• What the task asks: Skip any picture you find and retype all the remaining lines exactly.

• Data supplied:
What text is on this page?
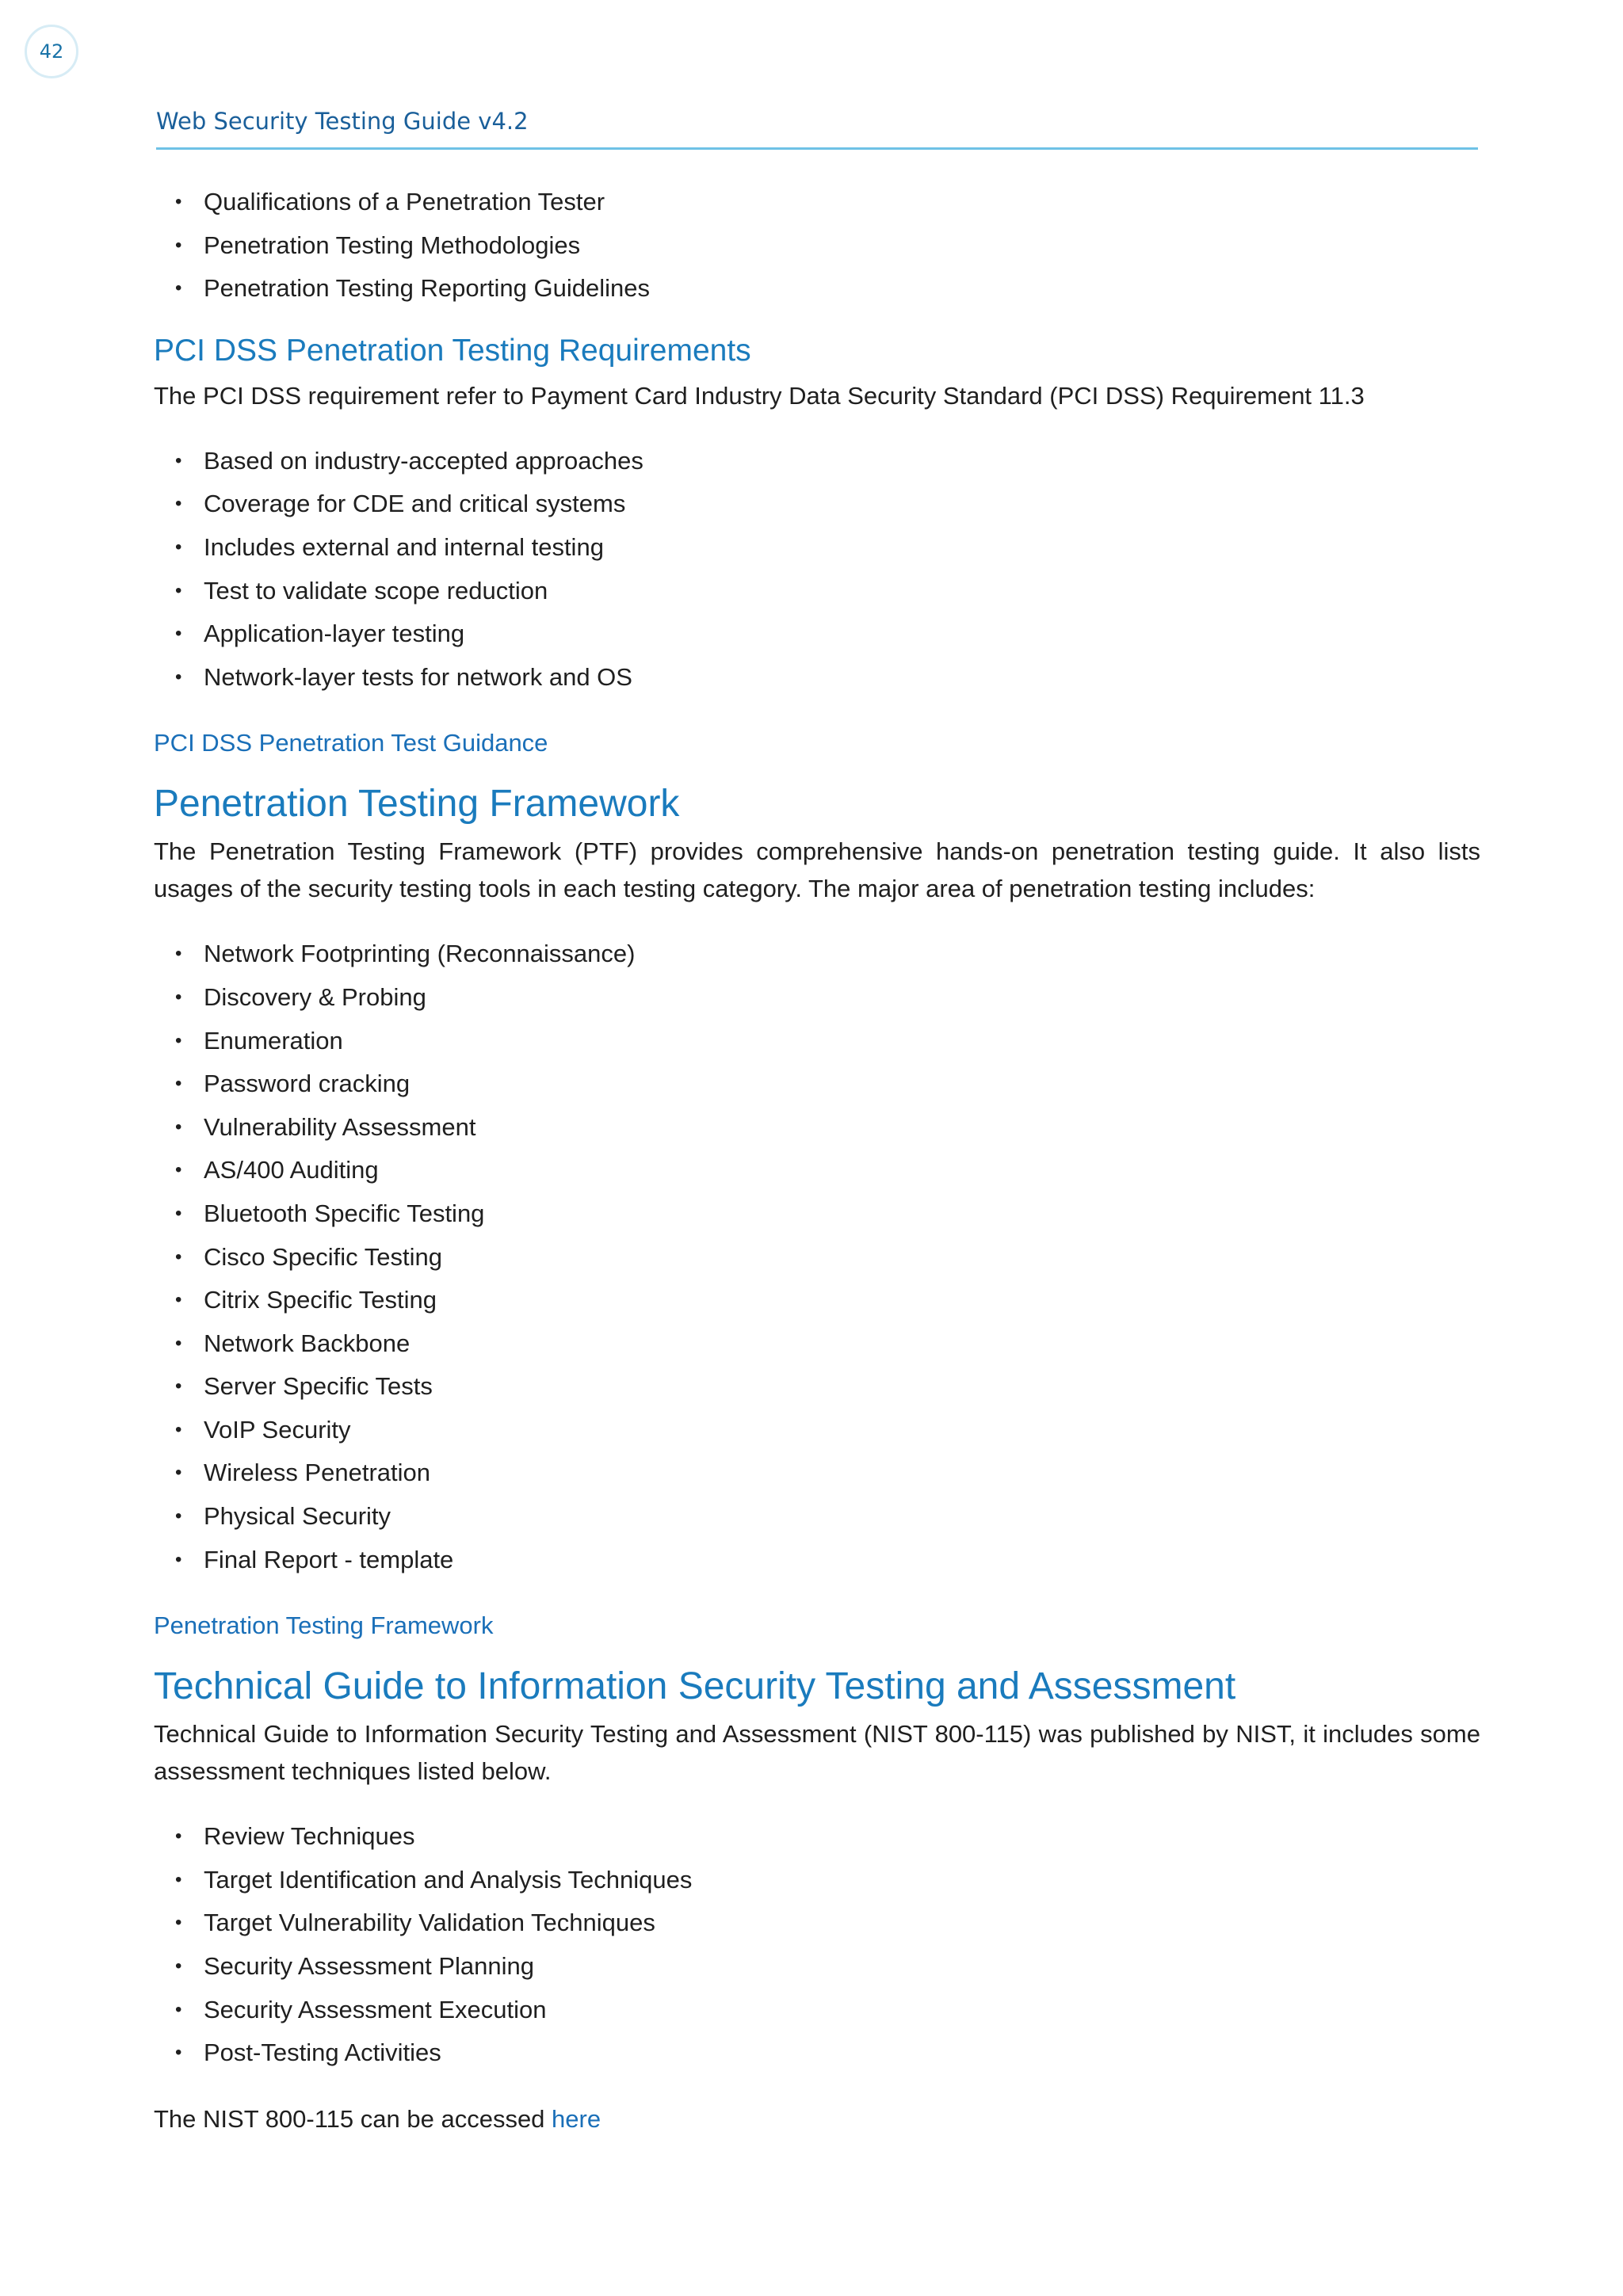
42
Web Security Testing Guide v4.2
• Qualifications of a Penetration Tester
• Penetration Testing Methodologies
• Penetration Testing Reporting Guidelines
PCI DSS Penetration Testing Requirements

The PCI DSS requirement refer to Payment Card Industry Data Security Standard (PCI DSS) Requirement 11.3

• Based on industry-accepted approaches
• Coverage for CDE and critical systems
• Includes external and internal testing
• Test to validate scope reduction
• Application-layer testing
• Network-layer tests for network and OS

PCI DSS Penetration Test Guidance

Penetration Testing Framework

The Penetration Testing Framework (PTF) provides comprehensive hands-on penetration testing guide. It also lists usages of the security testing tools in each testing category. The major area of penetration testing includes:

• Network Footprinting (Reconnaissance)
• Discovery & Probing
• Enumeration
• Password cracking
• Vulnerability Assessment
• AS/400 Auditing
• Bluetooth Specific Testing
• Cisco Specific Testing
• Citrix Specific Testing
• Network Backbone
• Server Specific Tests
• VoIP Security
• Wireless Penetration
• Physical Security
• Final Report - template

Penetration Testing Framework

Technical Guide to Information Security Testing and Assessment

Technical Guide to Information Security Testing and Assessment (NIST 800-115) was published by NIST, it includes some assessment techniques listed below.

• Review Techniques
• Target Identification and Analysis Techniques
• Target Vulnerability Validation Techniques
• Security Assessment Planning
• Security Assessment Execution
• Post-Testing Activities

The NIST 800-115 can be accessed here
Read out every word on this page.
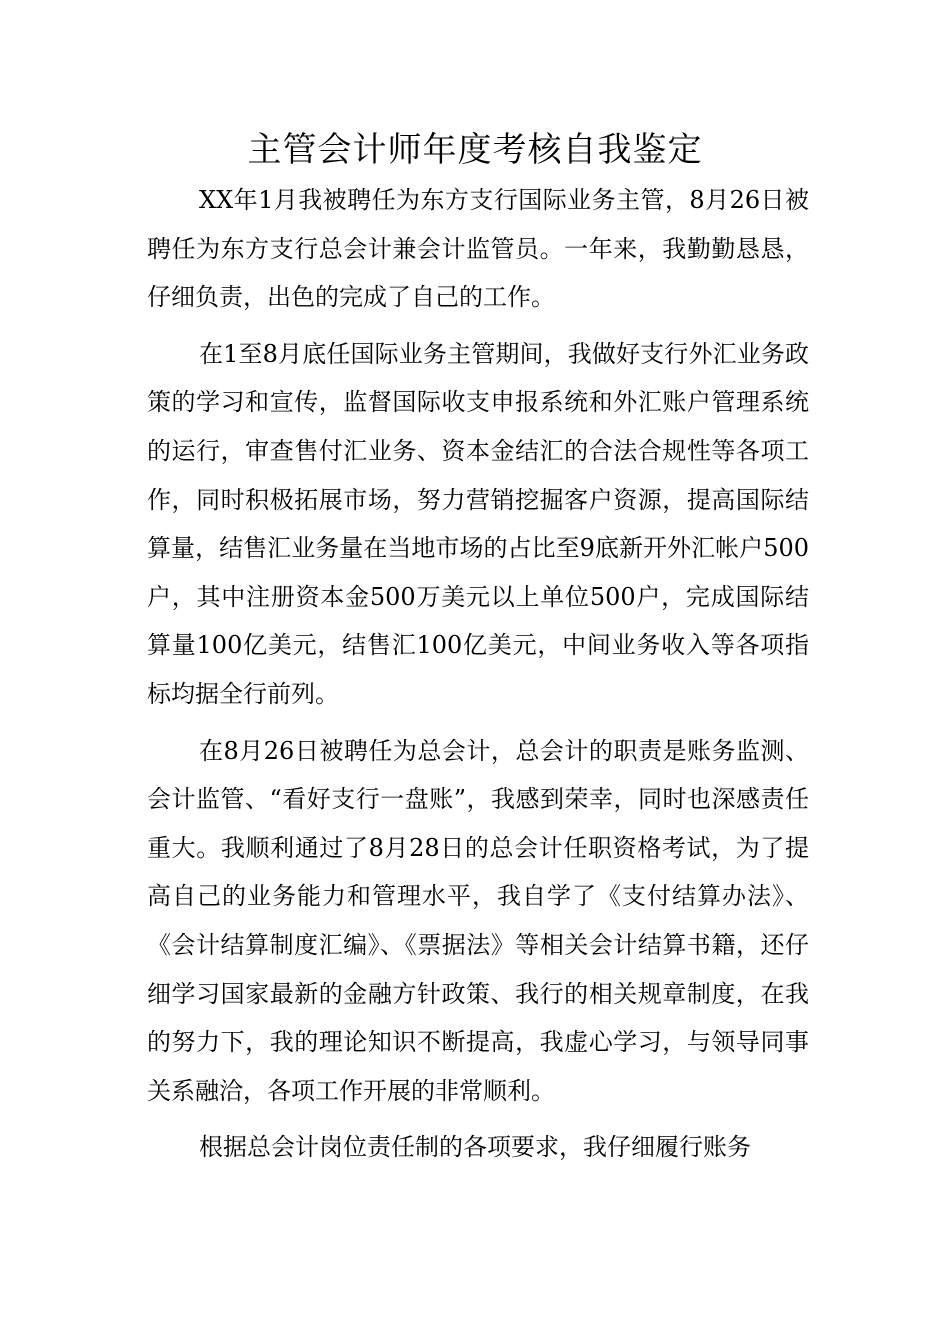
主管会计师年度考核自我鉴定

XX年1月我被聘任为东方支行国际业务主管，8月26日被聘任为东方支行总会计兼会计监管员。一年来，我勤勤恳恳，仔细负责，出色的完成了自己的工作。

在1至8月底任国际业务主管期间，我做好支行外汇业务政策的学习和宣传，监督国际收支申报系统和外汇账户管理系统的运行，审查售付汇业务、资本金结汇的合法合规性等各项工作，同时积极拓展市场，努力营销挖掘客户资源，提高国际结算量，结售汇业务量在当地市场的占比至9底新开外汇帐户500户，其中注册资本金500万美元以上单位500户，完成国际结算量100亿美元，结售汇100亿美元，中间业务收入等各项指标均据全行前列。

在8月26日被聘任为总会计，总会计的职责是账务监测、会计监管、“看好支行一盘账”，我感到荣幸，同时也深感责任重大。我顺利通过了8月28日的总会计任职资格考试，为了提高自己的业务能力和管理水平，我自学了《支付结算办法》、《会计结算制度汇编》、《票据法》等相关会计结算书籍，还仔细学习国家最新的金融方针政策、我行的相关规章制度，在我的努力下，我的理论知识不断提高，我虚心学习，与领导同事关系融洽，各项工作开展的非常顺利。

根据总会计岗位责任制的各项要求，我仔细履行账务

• Expected answer:
What text is on this page?
42
Web Security Testing Guide v4.2
• Qualifications of a Penetration Tester
• Penetration Testing Methodologies
• Penetration Testing Reporting Guidelines
PCI DSS Penetration Testing Requirements

The PCI DSS requirement refer to Payment Card Industry Data Security Standard (PCI DSS) Requirement 11.3

• Based on industry-accepted approaches
• Coverage for CDE and critical systems
• Includes external and internal testing
• Test to validate scope reduction
• Application-layer testing
• Network-layer tests for network and OS

PCI DSS Penetration Test Guidance

Penetration Testing Framework

The Penetration Testing Framework (PTF) provides comprehensive hands-on penetration testing guide. It also lists usages of the security testing tools in each testing category. The major area of penetration testing includes:

• Network Footprinting (Reconnaissance)
• Discovery & Probing
• Enumeration
• Password cracking
• Vulnerability Assessment
• AS/400 Auditing
• Bluetooth Specific Testing
• Cisco Specific Testing
• Citrix Specific Testing
• Network Backbone
• Server Specific Tests
• VoIP Security
• Wireless Penetration
• Physical Security
• Final Report - template

Penetration Testing Framework

Technical Guide to Information Security Testing and Assessment

Technical Guide to Information Security Testing and Assessment (NIST 800-115) was published by NIST, it includes some assessment techniques listed below.

• Review Techniques
• Target Identification and Analysis Techniques
• Target Vulnerability Validation Techniques
• Security Assessment Planning
• Security Assessment Execution
• Post-Testing Activities

The NIST 800-115 can be accessed here
Read out every word on this page.
主管会计师年度考核自我鉴定

XX年1月我被聘任为东方支行国际业务主管，8月26日被聘任为东方支行总会计兼会计监管员。一年来，我勤勤恳恳，仔细负责，出色的完成了自己的工作。

在1至8月底任国际业务主管期间，我做好支行外汇业务政策的学习和宣传，监督国际收支申报系统和外汇账户管理系统的运行，审查售付汇业务、资本金结汇的合法合规性等各项工作，同时积极拓展市场，努力营销挖掘客户资源，提高国际结算量，结售汇业务量在当地市场的占比至9底新开外汇帐户500户，其中注册资本金500万美元以上单位500户，完成国际结算量100亿美元，结售汇100亿美元，中间业务收入等各项指标均据全行前列。

在8月26日被聘任为总会计，总会计的职责是账务监测、会计监管、“看好支行一盘账”，我感到荣幸，同时也深感责任重大。我顺利通过了8月28日的总会计任职资格考试，为了提高自己的业务能力和管理水平，我自学了《支付结算办法》、《会计结算制度汇编》、《票据法》等相关会计结算书籍，还仔细学习国家最新的金融方针政策、我行的相关规章制度，在我的努力下，我的理论知识不断提高，我虚心学习，与领导同事关系融洽，各项工作开展的非常顺利。

根据总会计岗位责任制的各项要求，我仔细履行账务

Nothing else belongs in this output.